Problem requirements >>
Using the data that follows, say how many lines contain the word "TIVITY", giving the number by itself.

Extracted material >>
Start of Block
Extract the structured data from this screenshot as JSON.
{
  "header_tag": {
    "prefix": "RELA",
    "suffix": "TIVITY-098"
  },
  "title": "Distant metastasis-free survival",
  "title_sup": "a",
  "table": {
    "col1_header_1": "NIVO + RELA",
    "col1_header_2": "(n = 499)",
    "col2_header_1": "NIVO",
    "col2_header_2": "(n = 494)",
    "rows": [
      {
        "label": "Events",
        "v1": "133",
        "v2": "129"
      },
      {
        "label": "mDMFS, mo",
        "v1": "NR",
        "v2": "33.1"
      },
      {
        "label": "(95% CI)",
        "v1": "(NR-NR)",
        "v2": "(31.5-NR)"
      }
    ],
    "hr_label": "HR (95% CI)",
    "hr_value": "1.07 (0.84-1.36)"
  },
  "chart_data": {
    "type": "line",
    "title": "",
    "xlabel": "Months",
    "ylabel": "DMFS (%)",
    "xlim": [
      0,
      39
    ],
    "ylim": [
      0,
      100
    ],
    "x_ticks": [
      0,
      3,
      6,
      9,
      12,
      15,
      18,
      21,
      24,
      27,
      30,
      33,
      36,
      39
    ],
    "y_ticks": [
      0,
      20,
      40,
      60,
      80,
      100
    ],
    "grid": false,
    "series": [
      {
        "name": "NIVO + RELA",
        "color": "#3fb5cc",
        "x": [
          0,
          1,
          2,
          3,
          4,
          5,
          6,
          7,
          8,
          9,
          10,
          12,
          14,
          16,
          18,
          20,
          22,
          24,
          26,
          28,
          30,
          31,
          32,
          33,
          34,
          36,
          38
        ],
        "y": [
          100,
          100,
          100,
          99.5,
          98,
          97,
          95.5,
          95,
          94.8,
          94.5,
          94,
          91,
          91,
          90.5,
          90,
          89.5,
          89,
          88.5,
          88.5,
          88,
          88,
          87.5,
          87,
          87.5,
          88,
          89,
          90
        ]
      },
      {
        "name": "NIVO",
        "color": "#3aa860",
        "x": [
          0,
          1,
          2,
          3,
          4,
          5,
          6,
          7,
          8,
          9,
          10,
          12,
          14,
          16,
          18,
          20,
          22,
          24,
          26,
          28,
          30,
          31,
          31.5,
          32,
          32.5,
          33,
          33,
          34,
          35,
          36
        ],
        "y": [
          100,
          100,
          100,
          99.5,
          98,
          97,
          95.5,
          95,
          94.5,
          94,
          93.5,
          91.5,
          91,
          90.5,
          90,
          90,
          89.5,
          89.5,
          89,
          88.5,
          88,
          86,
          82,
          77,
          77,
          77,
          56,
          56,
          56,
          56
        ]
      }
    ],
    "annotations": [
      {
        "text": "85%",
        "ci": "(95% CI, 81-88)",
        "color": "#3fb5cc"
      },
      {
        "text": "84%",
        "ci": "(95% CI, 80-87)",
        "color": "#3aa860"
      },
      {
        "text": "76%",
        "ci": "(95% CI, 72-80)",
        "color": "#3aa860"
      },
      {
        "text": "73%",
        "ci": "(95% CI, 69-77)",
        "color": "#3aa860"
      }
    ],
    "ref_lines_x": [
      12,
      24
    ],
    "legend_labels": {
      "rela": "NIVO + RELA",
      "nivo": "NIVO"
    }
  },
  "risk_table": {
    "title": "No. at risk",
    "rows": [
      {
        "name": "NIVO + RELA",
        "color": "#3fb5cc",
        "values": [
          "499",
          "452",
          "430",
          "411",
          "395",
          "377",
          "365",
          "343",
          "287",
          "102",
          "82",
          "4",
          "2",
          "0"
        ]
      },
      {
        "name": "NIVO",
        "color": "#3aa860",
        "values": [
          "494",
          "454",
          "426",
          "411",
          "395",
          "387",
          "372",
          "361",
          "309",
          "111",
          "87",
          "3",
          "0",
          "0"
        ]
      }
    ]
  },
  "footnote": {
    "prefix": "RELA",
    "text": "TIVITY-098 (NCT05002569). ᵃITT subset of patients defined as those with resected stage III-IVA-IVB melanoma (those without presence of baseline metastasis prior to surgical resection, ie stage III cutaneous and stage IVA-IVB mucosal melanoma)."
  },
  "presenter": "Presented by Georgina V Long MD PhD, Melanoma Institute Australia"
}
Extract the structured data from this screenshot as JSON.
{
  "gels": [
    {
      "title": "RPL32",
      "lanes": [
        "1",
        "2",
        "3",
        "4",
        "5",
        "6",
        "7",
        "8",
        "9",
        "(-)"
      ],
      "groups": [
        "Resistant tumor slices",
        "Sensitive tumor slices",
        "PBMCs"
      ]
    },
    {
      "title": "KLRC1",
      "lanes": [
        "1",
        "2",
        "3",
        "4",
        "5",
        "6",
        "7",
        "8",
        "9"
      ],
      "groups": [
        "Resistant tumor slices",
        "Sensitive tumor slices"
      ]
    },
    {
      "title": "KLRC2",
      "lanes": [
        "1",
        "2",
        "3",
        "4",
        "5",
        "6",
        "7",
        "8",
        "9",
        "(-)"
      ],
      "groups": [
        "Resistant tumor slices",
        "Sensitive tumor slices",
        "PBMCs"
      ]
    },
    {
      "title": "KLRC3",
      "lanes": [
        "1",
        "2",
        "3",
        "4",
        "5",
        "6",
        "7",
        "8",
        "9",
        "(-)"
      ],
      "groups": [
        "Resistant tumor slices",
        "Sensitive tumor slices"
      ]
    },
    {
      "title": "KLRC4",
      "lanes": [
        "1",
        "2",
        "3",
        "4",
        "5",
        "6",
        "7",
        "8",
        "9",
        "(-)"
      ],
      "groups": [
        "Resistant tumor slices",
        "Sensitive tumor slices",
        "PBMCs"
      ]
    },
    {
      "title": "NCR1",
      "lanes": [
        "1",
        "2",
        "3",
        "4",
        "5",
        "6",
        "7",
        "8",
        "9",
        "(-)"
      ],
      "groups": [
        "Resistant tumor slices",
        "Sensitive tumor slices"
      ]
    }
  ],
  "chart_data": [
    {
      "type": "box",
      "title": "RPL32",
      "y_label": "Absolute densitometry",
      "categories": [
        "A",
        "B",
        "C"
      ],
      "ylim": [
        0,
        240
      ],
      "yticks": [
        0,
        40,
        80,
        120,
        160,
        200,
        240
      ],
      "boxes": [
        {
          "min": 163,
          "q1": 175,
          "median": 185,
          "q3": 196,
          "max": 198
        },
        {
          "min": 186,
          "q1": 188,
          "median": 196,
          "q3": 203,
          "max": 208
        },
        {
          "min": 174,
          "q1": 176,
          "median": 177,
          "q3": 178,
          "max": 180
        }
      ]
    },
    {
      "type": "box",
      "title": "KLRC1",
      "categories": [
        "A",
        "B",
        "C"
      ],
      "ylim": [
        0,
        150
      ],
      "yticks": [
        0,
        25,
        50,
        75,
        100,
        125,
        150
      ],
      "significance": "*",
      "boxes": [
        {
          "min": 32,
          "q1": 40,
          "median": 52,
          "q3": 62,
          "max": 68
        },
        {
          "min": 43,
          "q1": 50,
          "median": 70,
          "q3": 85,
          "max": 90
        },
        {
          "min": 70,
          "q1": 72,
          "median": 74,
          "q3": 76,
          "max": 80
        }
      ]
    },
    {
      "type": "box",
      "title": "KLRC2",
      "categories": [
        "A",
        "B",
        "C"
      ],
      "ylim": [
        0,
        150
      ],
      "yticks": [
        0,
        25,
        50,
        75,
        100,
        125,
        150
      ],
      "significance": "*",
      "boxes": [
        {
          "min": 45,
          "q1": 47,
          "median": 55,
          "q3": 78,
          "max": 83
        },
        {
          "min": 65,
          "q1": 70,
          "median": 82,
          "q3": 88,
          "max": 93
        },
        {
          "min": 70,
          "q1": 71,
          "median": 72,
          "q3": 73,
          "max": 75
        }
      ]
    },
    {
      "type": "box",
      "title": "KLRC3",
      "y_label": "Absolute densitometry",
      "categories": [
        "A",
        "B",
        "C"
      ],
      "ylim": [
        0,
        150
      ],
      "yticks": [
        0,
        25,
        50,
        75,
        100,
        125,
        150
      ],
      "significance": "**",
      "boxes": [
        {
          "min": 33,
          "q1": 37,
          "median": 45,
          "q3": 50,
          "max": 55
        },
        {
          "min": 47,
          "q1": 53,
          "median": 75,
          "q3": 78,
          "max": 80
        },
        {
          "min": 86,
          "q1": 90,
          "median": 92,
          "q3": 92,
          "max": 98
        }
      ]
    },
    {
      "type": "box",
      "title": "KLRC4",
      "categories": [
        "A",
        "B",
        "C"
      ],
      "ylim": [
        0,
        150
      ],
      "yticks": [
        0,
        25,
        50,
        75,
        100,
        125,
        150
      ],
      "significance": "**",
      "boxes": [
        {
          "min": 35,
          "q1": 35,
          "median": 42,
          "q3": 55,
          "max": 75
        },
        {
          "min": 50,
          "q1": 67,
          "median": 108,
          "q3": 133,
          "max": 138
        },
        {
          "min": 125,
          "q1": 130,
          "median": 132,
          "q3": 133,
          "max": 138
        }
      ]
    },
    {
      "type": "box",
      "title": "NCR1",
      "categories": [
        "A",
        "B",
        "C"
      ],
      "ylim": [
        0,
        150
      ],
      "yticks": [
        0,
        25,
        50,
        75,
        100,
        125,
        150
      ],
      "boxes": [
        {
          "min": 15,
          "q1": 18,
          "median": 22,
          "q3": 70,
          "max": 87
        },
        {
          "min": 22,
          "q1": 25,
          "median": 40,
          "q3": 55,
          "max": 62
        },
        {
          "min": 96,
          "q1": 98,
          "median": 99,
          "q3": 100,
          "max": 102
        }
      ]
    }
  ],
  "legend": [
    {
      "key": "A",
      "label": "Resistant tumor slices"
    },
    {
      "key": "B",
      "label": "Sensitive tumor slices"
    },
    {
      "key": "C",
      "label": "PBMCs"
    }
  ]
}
End of Block
Response area >>
2